### WHAT IS BEING ASKED
Review the material line by line. Identify and copy every line that contains the string "zoom".

[Collected data entries]
——————————

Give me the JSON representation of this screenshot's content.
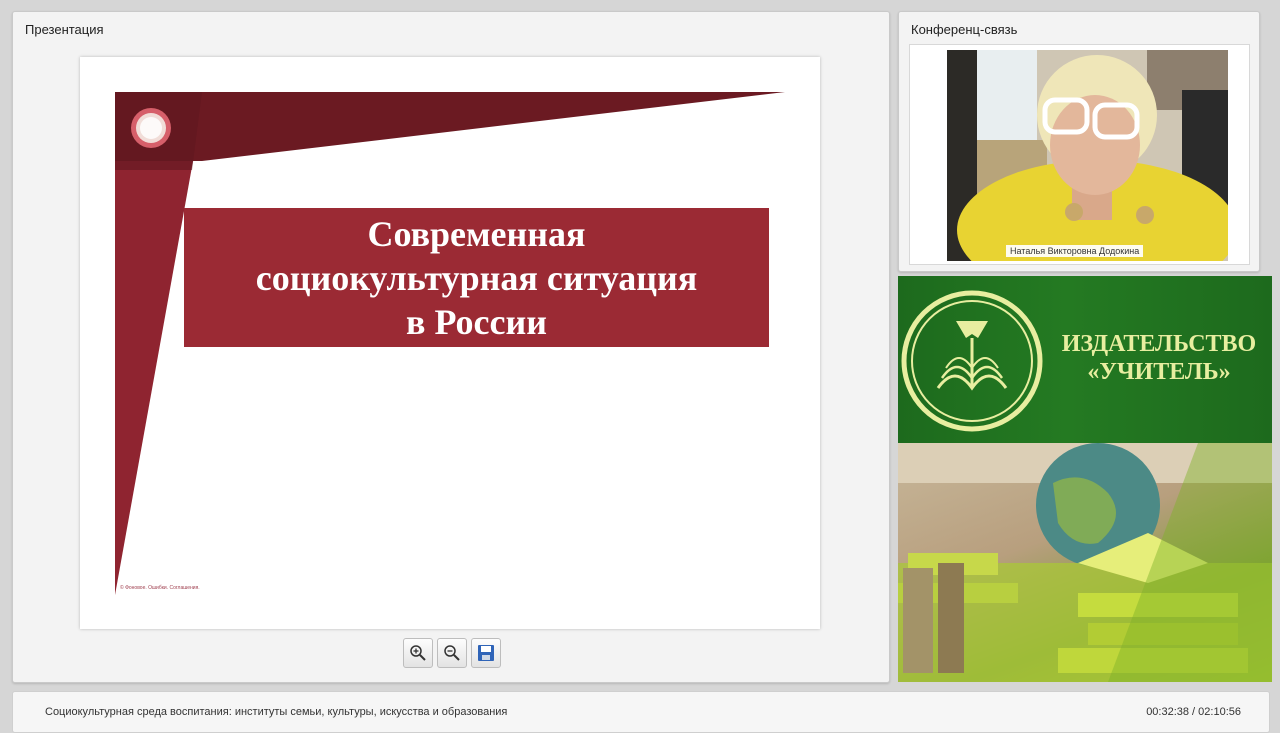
{
  "presentation": {
    "title": "Презентация",
    "slide": {
      "title_lines": [
        "Современная",
        "социокультурная ситуация",
        "в России"
      ],
      "copyright": "© Фоновое. Ошибки. Соглашения."
    },
    "toolbar": {
      "zoom_in": "zoom-in-icon",
      "zoom_out": "zoom-out-icon",
      "save": "save-icon"
    }
  },
  "conference": {
    "title": "Конференц-связь",
    "speaker_name": "Наталья Викторовна Додокина"
  },
  "ad": {
    "publisher_line1": "ИЗДАТЕЛЬСТВО",
    "publisher_line2": "«УЧИТЕЛЬ»"
  },
  "status": {
    "course_title": "Социокультурная среда воспитания: институты семьи, культуры, искусства и образования",
    "time": "00:32:38 / 02:10:56"
  },
  "colors": {
    "slide_accent": "#9b2a34",
    "slide_dark": "#6b1a22",
    "ad_green": "#1d6a1d",
    "ad_text": "#e8eea0"
  }
}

——————————

### FINAL RESULT
      "zoom_in": "zoom-in-icon",
      "zoom_out": "zoom-out-icon",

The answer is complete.